WRITTEN PROBLEM => Give back the entire listing verbatim.

RECORDS FOR PROCESSING =>

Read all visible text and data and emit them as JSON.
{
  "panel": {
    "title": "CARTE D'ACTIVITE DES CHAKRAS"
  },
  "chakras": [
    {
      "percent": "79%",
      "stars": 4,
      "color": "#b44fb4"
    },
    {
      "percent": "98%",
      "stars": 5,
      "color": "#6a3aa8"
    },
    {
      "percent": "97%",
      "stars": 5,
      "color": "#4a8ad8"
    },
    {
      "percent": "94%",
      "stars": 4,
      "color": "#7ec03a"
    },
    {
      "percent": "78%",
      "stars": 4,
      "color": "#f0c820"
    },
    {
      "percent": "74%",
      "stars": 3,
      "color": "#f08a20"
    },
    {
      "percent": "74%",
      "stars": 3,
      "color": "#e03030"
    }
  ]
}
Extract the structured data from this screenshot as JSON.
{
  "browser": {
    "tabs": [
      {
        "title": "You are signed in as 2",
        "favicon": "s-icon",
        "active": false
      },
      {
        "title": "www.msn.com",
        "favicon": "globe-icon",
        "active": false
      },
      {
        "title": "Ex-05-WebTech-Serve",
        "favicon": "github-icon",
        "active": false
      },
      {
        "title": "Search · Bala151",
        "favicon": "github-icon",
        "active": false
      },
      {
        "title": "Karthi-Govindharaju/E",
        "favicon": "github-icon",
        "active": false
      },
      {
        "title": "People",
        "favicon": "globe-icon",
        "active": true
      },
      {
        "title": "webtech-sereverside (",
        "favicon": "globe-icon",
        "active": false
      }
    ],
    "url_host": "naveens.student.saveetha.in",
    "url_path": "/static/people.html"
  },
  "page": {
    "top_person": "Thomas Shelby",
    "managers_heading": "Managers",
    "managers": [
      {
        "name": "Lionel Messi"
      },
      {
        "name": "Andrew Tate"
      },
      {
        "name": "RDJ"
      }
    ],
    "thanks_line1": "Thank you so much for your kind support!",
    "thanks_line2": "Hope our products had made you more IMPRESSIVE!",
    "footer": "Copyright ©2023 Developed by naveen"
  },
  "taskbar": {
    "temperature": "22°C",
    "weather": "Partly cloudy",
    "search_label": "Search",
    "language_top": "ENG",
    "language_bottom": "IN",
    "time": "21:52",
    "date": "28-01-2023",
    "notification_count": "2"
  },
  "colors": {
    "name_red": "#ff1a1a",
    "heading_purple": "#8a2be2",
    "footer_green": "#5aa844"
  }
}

FULL ANSWER =>
Read all visible text and data and emit them as JSON.
{
  "panel": {
    "title": "CARTE D'ACTIVITE DES CHAKRAS"
  },
  "chakras": [
    {
      "percent": "79%",
      "stars": 4,
      "color": "#b44fb4"
    },
    {
      "percent": "98%",
      "stars": 5,
      "color": "#6a3aa8"
    },
    {
      "percent": "97%",
      "stars": 5,
      "color": "#4a8ad8"
    },
    {
      "percent": "94%",
      "stars": 4,
      "color": "#7ec03a"
    },
    {
      "percent": "78%",
      "stars": 4,
      "color": "#f0c820"
    },
    {
      "percent": "74%",
      "stars": 3,
      "color": "#f08a20"
    },
    {
      "percent": "74%",
      "stars": 3,
      "color": "#e03030"
    }
  ]
}
Extract the structured data from this screenshot as JSON.
{
  "browser": {
    "tabs": [
      {
        "title": "You are signed in as 2",
        "favicon": "s-icon",
        "active": false
      },
      {
        "title": "www.msn.com",
        "favicon": "globe-icon",
        "active": false
      },
      {
        "title": "Ex-05-WebTech-Serve",
        "favicon": "github-icon",
        "active": false
      },
      {
        "title": "Search · Bala151",
        "favicon": "github-icon",
        "active": false
      },
      {
        "title": "Karthi-Govindharaju/E",
        "favicon": "github-icon",
        "active": false
      },
      {
        "title": "People",
        "favicon": "globe-icon",
        "active": true
      },
      {
        "title": "webtech-sereverside (",
        "favicon": "globe-icon",
        "active": false
      }
    ],
    "url_host": "naveens.student.saveetha.in",
    "url_path": "/static/people.html"
  },
  "page": {
    "top_person": "Thomas Shelby",
    "managers_heading": "Managers",
    "managers": [
      {
        "name": "Lionel Messi"
      },
      {
        "name": "Andrew Tate"
      },
      {
        "name": "RDJ"
      }
    ],
    "thanks_line1": "Thank you so much for your kind support!",
    "thanks_line2": "Hope our products had made you more IMPRESSIVE!",
    "footer": "Copyright ©2023 Developed by naveen"
  },
  "taskbar": {
    "temperature": "22°C",
    "weather": "Partly cloudy",
    "search_label": "Search",
    "language_top": "ENG",
    "language_bottom": "IN",
    "time": "21:52",
    "date": "28-01-2023",
    "notification_count": "2"
  },
  "colors": {
    "name_red": "#ff1a1a",
    "heading_purple": "#8a2be2",
    "footer_green": "#5aa844"
  }
}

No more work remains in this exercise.